(Extracted data entries)
----

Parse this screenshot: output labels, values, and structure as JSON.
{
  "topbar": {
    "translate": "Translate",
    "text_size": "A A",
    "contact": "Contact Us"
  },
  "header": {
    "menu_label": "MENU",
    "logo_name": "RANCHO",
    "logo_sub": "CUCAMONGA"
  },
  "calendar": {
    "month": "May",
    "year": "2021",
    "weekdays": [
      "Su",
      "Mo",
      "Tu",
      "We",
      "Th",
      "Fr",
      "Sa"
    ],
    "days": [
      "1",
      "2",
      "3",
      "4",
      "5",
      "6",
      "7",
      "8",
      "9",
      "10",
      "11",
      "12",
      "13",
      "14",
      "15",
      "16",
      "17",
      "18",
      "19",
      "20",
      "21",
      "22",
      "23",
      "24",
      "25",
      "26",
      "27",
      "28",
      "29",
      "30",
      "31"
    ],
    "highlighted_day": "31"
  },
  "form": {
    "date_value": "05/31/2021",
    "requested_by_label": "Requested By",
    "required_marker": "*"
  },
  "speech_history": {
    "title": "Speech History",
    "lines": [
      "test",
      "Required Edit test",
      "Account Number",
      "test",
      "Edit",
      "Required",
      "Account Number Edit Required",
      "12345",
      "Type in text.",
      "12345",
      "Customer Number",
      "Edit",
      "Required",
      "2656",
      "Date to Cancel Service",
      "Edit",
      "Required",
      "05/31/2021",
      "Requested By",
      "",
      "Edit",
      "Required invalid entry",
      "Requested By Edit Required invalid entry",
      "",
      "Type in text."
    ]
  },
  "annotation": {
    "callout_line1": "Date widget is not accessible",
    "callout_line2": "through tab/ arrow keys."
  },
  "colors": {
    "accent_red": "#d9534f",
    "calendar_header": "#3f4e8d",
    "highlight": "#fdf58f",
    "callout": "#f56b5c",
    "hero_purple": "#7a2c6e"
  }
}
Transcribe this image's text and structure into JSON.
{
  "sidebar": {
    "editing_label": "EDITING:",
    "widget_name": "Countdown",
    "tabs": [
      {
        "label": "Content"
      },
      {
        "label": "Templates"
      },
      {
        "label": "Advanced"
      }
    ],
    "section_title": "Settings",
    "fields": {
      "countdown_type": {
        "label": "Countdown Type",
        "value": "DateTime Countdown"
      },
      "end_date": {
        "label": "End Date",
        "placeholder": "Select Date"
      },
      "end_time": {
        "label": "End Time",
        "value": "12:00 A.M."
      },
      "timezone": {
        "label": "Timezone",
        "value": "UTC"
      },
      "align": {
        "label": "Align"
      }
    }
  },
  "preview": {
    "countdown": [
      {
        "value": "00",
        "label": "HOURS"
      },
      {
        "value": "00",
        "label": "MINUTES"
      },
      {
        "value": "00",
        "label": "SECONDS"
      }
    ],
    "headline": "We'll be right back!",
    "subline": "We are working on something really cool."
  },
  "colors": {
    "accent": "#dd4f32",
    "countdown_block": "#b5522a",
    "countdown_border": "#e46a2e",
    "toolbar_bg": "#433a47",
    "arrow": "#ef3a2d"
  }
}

----

### Direction
Take each line of the material that contains the word "entry" and list it.

### Solution for this task
      "Required invalid entry",
      "Requested By Edit Required invalid entry",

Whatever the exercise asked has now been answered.